#### PROBLEM STATEMENT:
Are you able to quote each entry exactly as written?

#### THE INPUT:
--- START ---

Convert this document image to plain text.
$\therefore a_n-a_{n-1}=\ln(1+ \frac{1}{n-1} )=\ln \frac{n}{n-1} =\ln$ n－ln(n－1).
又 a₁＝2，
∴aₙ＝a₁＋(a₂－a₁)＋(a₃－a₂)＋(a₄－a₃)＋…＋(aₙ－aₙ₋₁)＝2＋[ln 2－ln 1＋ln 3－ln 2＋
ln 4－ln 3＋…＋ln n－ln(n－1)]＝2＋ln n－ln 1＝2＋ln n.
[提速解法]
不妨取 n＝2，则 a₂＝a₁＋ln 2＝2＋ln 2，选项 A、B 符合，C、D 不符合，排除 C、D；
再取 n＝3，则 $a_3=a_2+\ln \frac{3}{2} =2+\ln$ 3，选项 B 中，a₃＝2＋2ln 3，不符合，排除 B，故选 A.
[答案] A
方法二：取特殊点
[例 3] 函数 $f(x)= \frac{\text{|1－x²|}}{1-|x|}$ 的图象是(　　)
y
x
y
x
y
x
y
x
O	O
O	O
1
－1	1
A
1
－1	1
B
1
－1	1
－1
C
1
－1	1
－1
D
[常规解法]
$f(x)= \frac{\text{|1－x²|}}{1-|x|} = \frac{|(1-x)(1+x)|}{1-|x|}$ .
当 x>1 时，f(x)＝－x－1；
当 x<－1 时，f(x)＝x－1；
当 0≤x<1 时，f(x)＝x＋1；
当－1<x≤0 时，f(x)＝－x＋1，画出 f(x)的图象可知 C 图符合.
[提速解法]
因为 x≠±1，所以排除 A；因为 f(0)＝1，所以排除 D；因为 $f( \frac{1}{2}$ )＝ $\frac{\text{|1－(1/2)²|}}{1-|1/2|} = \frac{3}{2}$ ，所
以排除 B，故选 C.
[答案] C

--- END ---

#### EXPECTED ANSWER:
Convert this document image to plain text.
$\therefore a_n-a_{n-1}=\ln(1+ \frac{1}{n-1} )=\ln \frac{n}{n-1} =\ln$ n－ln(n－1).
又 a₁＝2，
∴aₙ＝a₁＋(a₂－a₁)＋(a₃－a₂)＋(a₄－a₃)＋…＋(aₙ－aₙ₋₁)＝2＋[ln 2－ln 1＋ln 3－ln 2＋
ln 4－ln 3＋…＋ln n－ln(n－1)]＝2＋ln n－ln 1＝2＋ln n.
[提速解法]
不妨取 n＝2，则 a₂＝a₁＋ln 2＝2＋ln 2，选项 A、B 符合，C、D 不符合，排除 C、D；
再取 n＝3，则 $a_3=a_2+\ln \frac{3}{2} =2+\ln$ 3，选项 B 中，a₃＝2＋2ln 3，不符合，排除 B，故选 A.
[答案] A
方法二：取特殊点
[例 3] 函数 $f(x)= \frac{\text{|1－x²|}}{1-|x|}$ 的图象是(　　)
y
x
y
x
y
x
y
x
O	O
O	O
1
－1	1
A
1
－1	1
B
1
－1	1
－1
C
1
－1	1
－1
D
[常规解法]
$f(x)= \frac{\text{|1－x²|}}{1-|x|} = \frac{|(1-x)(1+x)|}{1-|x|}$ .
当 x>1 时，f(x)＝－x－1；
当 x<－1 时，f(x)＝x－1；
当 0≤x<1 时，f(x)＝x＋1；
当－1<x≤0 时，f(x)＝－x＋1，画出 f(x)的图象可知 C 图符合.
[提速解法]
因为 x≠±1，所以排除 A；因为 f(0)＝1，所以排除 D；因为 $f( \frac{1}{2}$ )＝ $\frac{\text{|1－(1/2)²|}}{1-|1/2|} = \frac{3}{2}$ ，所
以排除 B，故选 C.
[答案] C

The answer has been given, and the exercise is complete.